[Description of the task] Look through the data below. Collect every line where the word "ayant" occurs.

[Data lines]
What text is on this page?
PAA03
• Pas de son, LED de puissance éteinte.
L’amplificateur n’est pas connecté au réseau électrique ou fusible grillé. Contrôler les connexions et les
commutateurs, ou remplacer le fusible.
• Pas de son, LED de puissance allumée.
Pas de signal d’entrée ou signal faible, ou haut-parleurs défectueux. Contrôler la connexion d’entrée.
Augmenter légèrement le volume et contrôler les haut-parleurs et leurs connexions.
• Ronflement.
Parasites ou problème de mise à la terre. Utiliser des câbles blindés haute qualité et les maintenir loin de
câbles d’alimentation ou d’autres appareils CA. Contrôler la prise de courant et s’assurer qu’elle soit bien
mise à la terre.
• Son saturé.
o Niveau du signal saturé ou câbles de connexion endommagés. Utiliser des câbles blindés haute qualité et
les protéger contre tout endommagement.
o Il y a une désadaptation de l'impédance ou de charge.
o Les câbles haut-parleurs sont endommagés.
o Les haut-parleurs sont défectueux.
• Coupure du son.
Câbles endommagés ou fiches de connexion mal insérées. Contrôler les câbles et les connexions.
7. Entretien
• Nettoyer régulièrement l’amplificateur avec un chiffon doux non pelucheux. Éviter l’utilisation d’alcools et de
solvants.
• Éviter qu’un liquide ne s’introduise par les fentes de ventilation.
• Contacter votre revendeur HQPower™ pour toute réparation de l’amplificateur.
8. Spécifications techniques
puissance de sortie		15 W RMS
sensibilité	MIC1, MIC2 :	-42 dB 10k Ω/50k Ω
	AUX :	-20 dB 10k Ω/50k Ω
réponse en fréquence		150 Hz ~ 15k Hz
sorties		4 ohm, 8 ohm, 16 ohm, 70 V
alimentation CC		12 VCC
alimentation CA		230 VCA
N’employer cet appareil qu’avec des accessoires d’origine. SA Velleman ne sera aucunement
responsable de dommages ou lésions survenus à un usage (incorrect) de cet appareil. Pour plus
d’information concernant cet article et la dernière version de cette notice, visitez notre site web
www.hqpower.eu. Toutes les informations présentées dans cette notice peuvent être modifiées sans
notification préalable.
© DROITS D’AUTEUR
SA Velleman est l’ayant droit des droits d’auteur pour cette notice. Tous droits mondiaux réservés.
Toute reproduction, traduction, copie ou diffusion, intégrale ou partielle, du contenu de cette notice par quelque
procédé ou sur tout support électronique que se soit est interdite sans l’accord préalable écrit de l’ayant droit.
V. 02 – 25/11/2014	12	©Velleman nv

[Output of the task]
SA Velleman est l’ayant droit des droits d’auteur pour cette notice. Tous droits mondiaux réservés.
procédé ou sur tout support électronique que se soit est interdite sans l’accord préalable écrit de l’ayant droit.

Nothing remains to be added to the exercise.